→ **Aim of the task**
Change "cross-section" to "sectional view" in the lines from the one with "Patent image size: (918, 924)." up to and including the one with "The image sensor 180 is at (572, 688).", and give those lines back with nothing else altered.

--- begin ---

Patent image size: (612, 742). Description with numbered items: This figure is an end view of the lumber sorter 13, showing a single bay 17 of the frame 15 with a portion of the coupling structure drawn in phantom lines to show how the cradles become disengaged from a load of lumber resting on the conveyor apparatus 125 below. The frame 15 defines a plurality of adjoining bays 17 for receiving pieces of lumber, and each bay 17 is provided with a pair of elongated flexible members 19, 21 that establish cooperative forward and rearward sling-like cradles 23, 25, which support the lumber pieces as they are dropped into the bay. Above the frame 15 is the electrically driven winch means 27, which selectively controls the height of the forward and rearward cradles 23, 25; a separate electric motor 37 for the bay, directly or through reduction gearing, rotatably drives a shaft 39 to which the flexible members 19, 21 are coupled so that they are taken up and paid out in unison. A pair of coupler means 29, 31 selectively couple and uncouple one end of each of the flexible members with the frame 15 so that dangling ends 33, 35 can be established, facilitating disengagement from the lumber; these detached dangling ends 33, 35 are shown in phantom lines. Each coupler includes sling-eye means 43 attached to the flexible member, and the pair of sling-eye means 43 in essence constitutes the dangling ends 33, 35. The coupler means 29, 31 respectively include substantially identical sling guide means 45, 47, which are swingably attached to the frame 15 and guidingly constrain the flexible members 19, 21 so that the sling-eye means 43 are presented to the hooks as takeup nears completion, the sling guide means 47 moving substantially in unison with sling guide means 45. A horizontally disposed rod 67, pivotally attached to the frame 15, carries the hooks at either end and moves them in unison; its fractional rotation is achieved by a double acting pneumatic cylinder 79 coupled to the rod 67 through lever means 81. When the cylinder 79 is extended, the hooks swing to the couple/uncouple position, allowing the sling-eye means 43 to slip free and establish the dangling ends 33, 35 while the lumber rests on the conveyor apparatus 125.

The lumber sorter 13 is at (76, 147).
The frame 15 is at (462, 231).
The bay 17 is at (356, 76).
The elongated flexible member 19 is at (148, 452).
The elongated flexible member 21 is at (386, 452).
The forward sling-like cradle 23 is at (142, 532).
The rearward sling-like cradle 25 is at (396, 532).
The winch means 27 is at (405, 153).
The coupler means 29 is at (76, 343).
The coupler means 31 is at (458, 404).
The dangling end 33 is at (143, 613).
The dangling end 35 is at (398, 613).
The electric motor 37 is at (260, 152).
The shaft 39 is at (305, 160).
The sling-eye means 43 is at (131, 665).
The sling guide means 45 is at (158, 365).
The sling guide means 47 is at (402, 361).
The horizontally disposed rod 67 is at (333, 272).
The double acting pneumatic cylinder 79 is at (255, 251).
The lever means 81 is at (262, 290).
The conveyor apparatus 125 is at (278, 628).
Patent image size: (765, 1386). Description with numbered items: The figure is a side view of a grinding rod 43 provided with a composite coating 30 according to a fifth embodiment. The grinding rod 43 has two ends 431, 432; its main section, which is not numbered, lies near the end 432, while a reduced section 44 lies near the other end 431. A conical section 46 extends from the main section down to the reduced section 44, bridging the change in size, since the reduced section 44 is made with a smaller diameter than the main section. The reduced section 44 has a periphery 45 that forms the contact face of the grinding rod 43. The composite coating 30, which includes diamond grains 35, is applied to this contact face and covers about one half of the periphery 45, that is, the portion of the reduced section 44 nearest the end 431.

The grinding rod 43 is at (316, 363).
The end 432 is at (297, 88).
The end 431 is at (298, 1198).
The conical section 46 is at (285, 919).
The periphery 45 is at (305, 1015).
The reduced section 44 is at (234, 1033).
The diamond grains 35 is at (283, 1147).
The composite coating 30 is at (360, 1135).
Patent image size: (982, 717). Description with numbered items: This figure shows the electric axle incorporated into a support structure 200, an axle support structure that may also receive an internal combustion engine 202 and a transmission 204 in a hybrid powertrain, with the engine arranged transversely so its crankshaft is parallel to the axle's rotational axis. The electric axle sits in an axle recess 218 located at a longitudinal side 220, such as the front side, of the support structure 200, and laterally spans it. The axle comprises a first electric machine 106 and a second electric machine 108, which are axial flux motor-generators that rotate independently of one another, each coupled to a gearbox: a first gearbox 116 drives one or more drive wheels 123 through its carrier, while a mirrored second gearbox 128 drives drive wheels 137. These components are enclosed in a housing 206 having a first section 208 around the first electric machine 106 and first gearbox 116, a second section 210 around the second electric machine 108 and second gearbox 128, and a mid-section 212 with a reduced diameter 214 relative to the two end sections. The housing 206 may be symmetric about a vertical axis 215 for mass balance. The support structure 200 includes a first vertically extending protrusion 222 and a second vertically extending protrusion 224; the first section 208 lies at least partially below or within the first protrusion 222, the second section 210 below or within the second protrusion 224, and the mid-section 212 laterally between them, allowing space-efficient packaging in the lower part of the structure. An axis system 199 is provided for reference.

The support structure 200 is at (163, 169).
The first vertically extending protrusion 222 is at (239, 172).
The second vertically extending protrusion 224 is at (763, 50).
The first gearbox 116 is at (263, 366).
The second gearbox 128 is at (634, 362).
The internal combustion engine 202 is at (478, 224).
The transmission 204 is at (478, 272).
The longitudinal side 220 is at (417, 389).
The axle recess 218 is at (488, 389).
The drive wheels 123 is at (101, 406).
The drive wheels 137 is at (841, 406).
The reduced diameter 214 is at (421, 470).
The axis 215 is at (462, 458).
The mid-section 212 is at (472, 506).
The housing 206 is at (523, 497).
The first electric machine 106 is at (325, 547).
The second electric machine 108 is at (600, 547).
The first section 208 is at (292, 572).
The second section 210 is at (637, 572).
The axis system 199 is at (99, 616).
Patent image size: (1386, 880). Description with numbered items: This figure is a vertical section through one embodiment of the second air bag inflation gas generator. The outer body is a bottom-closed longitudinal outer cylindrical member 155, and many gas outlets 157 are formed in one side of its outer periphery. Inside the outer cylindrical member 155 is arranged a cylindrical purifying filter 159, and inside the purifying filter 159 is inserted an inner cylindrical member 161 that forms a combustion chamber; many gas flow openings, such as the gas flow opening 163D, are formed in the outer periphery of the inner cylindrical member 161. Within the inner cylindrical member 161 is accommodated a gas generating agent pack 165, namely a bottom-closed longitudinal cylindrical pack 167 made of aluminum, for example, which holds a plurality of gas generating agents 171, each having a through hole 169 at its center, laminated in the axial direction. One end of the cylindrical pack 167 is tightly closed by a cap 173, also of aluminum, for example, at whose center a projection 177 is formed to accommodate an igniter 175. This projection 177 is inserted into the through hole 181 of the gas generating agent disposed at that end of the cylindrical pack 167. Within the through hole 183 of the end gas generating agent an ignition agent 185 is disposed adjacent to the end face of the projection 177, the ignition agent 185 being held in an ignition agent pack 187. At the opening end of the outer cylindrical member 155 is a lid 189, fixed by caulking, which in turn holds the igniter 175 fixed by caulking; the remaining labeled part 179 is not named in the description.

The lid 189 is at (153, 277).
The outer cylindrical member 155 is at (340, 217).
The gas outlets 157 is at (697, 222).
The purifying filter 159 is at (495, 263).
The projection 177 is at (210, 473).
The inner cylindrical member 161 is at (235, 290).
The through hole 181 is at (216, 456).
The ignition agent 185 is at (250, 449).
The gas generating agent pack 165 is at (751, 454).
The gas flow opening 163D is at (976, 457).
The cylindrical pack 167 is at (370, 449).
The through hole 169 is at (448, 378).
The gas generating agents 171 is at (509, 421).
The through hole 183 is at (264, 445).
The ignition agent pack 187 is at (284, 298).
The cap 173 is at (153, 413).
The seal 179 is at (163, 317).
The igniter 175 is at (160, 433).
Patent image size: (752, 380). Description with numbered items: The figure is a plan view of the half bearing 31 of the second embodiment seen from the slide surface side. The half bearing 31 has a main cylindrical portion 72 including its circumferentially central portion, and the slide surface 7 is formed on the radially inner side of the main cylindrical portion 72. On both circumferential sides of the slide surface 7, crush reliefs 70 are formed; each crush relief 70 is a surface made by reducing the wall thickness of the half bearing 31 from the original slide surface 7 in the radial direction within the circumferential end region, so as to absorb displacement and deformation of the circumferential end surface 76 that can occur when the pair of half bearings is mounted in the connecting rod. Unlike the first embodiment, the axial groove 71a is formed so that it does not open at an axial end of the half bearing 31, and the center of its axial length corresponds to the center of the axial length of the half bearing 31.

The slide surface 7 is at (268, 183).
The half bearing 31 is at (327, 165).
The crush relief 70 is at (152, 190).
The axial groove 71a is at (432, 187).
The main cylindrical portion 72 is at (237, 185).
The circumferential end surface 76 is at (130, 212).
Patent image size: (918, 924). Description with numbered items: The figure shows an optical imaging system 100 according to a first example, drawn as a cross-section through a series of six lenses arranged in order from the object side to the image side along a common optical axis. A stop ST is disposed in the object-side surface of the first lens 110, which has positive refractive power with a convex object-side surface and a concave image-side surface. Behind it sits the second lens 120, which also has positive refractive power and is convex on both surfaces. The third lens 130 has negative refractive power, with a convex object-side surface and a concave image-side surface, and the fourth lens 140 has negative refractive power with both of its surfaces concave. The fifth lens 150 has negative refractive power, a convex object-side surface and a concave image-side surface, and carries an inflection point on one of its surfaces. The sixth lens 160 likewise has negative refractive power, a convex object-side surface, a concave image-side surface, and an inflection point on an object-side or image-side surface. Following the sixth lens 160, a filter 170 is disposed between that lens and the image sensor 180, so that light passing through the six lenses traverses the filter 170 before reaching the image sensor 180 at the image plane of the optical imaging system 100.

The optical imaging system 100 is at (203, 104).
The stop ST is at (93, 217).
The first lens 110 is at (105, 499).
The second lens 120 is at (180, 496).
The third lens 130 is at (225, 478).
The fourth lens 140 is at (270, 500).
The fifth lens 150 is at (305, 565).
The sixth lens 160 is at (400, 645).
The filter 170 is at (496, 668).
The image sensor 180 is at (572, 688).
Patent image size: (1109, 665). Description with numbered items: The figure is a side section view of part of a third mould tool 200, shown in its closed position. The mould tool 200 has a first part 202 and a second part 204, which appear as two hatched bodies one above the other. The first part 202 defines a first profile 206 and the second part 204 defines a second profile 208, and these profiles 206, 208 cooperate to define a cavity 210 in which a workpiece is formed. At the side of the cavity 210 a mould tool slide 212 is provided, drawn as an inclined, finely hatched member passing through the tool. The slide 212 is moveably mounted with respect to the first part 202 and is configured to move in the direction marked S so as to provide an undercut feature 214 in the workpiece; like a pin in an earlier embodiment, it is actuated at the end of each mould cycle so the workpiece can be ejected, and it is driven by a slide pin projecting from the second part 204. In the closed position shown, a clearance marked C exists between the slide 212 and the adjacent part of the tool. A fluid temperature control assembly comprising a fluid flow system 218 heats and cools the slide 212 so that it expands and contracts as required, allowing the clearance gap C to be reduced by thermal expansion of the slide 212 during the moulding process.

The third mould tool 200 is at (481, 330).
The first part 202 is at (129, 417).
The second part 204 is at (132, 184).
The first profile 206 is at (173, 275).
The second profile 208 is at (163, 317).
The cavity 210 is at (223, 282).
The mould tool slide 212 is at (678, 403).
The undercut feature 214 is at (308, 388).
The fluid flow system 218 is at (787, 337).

--- end ---

→ **Written solution**
Patent image size: (918, 924). Description with numbered items: The figure shows an optical imaging system 100 according to a first example, drawn as a sectional view through a series of six lenses arranged in order from the object side to the image side along a common optical axis. A stop ST is disposed in the object-side surface of the first lens 110, which has positive refractive power with a convex object-side surface and a concave image-side surface. Behind it sits the second lens 120, which also has positive refractive power and is convex on both surfaces. The third lens 130 has negative refractive power, with a convex object-side surface and a concave image-side surface, and the fourth lens 140 has negative refractive power with both of its surfaces concave. The fifth lens 150 has negative refractive power, a convex object-side surface and a concave image-side surface, and carries an inflection point on one of its surfaces. The sixth lens 160 likewise has negative refractive power, a convex object-side surface, a concave image-side surface, and an inflection point on an object-side or image-side surface. Following the sixth lens 160, a filter 170 is disposed between that lens and the image sensor 180, so that light passing through the six lenses traverses the filter 170 before reaching the image sensor 180 at the image plane of the optical imaging system 100.

The optical imaging system 100 is at (203, 104).
The stop ST is at (93, 217).
The first lens 110 is at (105, 499).
The second lens 120 is at (180, 496).
The third lens 130 is at (225, 478).
The fourth lens 140 is at (270, 500).
The fifth lens 150 is at (305, 565).
The sixth lens 160 is at (400, 645).
The filter 170 is at (496, 668).
The image sensor 180 is at (572, 688).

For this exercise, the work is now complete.